Items:
↓
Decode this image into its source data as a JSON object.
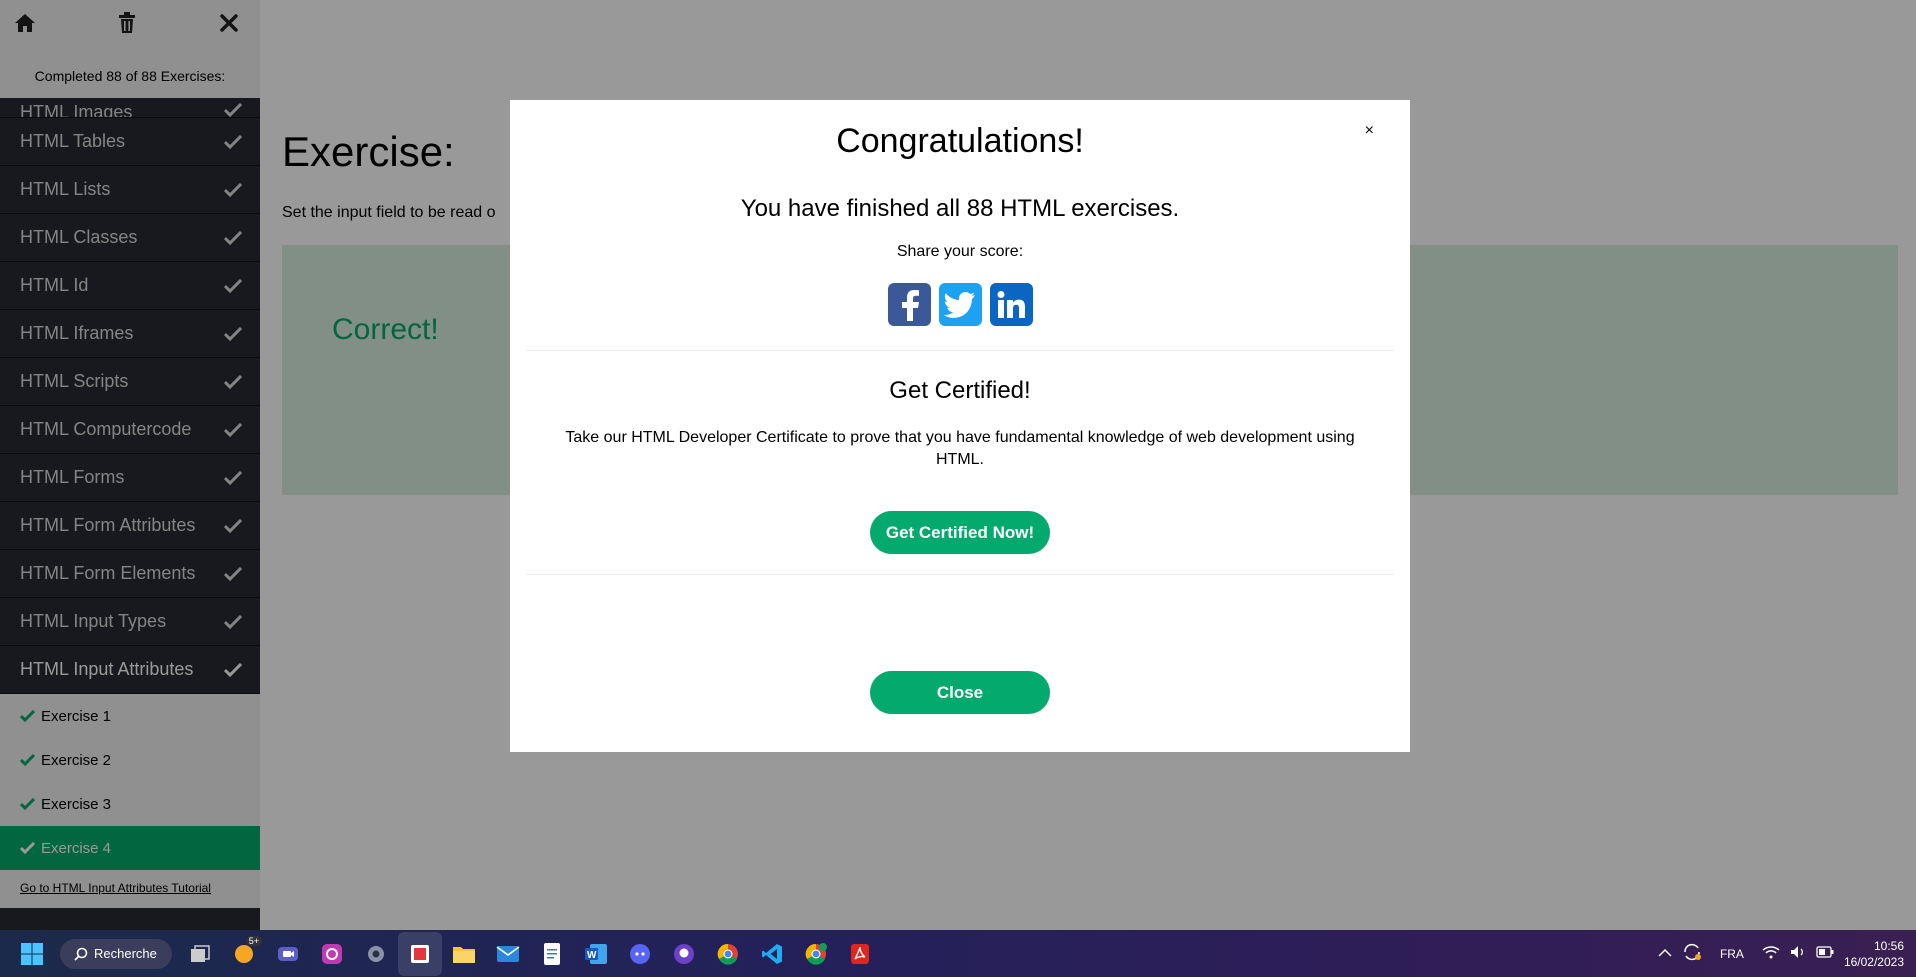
{
  "sidebar": {
    "completed_text": "Completed 88 of 88 Exercises:",
    "topics": [
      {
        "label": "HTML Images"
      },
      {
        "label": "HTML Tables"
      },
      {
        "label": "HTML Lists"
      },
      {
        "label": "HTML Classes"
      },
      {
        "label": "HTML Id"
      },
      {
        "label": "HTML Iframes"
      },
      {
        "label": "HTML Scripts"
      },
      {
        "label": "HTML Computercode"
      },
      {
        "label": "HTML Forms"
      },
      {
        "label": "HTML Form Attributes"
      },
      {
        "label": "HTML Form Elements"
      },
      {
        "label": "HTML Input Types"
      },
      {
        "label": "HTML Input Attributes"
      }
    ],
    "exercises": [
      {
        "label": "Exercise 1"
      },
      {
        "label": "Exercise 2"
      },
      {
        "label": "Exercise 3"
      },
      {
        "label": "Exercise 4"
      }
    ],
    "tutorial_link": "Go to HTML Input Attributes Tutorial"
  },
  "main": {
    "title": "Exercise:",
    "instruction": "Set the input field to be read o",
    "result": "Correct!"
  },
  "modal": {
    "close_x": "×",
    "title": "Congratulations!",
    "finished": "You have finished all 88 HTML exercises.",
    "share": "Share your score:",
    "cert_title": "Get Certified!",
    "cert_desc": "Take our HTML Developer Certificate to prove that you have fundamental knowledge of web development using HTML.",
    "cert_button": "Get Certified Now!",
    "close_button": "Close"
  },
  "taskbar": {
    "search_label": "Recherche",
    "lang": "FRA",
    "time": "10:56",
    "date": "16/02/2023",
    "badge": "5+"
  },
  "colors": {
    "accent": "#04aa6d",
    "sidebar_bg": "#282a35",
    "facebook": "#3b5998",
    "twitter": "#1da1f2",
    "linkedin": "#0a66c2"
  }
}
↑
Task to carry out: Extract every line that has the string "Certified" in it.

Worked answer:
    "cert_title": "Get Certified!",
    "cert_button": "Get Certified Now!",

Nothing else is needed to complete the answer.